### SET TASK
Gather all lines with the word "author" in them.

* BEGIN RECORD LIST *

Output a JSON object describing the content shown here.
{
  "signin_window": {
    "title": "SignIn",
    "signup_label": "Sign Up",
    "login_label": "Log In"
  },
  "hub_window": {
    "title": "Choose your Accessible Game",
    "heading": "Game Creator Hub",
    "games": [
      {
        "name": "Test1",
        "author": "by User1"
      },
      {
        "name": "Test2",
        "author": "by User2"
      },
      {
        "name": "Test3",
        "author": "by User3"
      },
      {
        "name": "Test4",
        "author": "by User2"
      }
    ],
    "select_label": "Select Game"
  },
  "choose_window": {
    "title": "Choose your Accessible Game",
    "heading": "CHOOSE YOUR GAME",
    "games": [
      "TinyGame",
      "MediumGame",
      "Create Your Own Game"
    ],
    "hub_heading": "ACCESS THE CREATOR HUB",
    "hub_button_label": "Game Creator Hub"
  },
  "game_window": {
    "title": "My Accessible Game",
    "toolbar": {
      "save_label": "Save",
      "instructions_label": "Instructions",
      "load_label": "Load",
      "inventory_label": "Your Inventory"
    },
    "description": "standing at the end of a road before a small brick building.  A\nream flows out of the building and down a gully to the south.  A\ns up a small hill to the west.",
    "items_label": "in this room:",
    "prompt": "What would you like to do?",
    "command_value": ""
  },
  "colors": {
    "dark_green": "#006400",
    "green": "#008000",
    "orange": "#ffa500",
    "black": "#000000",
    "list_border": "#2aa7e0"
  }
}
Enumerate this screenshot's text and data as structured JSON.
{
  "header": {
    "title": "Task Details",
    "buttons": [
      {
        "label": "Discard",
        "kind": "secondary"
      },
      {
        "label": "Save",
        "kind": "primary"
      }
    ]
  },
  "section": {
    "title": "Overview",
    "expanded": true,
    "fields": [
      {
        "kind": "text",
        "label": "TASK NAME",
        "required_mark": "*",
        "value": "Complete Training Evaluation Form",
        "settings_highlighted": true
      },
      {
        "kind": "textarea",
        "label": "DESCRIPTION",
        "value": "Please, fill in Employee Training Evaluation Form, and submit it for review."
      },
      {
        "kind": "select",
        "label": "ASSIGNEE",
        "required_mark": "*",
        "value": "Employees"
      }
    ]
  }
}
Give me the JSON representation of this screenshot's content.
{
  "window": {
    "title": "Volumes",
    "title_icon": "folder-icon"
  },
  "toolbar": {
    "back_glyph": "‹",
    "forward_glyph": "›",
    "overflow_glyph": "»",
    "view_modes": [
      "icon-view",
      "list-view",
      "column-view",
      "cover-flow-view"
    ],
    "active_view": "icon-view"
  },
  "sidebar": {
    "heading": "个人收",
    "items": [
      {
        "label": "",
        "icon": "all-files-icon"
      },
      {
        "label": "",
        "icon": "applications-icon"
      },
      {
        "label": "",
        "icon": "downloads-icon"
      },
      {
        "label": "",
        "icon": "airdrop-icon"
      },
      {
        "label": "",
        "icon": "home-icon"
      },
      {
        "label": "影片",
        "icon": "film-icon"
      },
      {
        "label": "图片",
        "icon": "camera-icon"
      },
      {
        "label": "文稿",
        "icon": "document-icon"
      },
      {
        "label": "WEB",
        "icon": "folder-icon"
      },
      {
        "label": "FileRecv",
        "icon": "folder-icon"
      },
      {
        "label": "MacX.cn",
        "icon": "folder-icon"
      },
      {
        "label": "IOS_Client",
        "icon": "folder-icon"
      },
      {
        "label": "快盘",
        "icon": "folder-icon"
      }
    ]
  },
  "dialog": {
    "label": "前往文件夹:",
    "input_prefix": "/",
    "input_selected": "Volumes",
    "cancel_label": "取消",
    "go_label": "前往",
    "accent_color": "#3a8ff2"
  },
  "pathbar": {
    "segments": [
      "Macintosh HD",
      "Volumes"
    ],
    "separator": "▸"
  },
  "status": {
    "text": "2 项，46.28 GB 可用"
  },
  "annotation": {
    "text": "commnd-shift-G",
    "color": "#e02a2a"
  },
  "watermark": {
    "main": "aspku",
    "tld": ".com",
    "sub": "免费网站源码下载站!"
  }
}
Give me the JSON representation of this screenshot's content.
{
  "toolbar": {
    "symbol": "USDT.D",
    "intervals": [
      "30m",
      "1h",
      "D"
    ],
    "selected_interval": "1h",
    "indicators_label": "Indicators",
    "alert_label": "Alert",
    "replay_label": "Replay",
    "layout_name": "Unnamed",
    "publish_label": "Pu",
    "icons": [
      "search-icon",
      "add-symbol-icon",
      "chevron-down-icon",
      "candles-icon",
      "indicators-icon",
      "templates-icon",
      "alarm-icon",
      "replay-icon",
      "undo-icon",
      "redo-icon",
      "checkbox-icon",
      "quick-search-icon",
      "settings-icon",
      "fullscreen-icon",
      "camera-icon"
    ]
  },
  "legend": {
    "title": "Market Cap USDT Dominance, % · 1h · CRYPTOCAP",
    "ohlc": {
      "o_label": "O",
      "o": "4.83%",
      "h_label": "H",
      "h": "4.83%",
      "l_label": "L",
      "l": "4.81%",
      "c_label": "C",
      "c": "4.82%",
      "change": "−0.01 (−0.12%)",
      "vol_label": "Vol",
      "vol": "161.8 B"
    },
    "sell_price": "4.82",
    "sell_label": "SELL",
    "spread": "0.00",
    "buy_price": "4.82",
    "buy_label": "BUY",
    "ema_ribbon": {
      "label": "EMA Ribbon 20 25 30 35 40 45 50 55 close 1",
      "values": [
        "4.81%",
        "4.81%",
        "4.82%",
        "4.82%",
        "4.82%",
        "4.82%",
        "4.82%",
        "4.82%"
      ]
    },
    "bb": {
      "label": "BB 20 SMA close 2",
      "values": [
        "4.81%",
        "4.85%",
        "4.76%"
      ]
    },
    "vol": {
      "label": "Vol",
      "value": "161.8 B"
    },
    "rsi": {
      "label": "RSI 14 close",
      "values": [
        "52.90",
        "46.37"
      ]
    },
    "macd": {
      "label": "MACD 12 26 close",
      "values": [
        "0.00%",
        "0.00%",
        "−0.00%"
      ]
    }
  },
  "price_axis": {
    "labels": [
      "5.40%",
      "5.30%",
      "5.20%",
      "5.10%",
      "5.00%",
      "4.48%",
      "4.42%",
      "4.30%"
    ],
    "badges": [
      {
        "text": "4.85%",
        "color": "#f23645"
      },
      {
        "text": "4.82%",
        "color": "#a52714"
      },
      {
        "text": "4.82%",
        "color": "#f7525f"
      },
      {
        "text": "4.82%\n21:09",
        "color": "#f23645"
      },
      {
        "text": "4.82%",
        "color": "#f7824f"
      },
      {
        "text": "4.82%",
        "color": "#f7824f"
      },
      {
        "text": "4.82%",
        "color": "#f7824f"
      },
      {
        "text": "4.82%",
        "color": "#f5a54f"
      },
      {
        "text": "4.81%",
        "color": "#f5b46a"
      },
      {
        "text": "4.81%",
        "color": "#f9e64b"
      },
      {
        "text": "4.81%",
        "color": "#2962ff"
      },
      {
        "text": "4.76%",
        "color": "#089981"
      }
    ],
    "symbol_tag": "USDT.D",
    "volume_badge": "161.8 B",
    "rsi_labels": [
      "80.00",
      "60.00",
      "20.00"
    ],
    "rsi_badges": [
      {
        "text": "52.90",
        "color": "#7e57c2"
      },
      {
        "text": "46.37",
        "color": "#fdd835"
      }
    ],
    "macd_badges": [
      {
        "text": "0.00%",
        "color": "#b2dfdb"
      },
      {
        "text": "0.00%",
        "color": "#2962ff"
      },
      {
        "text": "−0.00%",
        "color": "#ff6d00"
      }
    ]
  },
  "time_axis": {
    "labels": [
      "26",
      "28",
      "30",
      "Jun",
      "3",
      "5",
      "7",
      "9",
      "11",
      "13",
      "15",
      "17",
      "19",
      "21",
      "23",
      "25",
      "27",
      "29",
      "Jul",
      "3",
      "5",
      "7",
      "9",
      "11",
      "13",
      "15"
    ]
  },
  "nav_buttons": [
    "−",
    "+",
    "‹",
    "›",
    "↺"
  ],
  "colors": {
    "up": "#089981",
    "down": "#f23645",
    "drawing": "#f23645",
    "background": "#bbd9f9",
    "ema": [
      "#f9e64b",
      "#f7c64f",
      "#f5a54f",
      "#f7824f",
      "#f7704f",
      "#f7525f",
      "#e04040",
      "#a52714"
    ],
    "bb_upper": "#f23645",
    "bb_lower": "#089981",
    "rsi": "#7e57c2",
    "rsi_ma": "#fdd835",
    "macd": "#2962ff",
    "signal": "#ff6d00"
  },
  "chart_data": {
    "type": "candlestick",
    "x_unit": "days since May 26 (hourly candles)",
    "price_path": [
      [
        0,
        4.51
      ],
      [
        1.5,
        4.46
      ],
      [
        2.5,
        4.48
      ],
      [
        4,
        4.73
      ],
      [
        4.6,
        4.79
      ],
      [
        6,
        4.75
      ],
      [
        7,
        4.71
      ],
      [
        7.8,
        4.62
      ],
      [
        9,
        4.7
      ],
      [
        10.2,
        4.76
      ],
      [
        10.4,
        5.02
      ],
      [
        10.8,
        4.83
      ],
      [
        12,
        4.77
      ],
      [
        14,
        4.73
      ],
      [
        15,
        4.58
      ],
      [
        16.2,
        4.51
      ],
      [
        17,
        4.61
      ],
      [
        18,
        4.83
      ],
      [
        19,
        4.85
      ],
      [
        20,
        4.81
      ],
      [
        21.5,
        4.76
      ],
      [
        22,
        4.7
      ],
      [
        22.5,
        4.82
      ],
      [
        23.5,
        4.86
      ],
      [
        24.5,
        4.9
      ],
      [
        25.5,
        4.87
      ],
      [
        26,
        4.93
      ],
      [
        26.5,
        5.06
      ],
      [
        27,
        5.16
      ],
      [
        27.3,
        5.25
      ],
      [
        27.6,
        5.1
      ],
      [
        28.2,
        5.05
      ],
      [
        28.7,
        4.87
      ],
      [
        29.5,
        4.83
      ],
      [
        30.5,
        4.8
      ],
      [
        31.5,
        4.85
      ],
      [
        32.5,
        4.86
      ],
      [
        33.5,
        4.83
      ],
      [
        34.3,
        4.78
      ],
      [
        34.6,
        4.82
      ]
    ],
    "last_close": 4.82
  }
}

* END RECORD LIST *

### WORKED SOLUTION
        "author": "by User1"
        "author": "by User2"
        "author": "by User3"
        "author": "by User2"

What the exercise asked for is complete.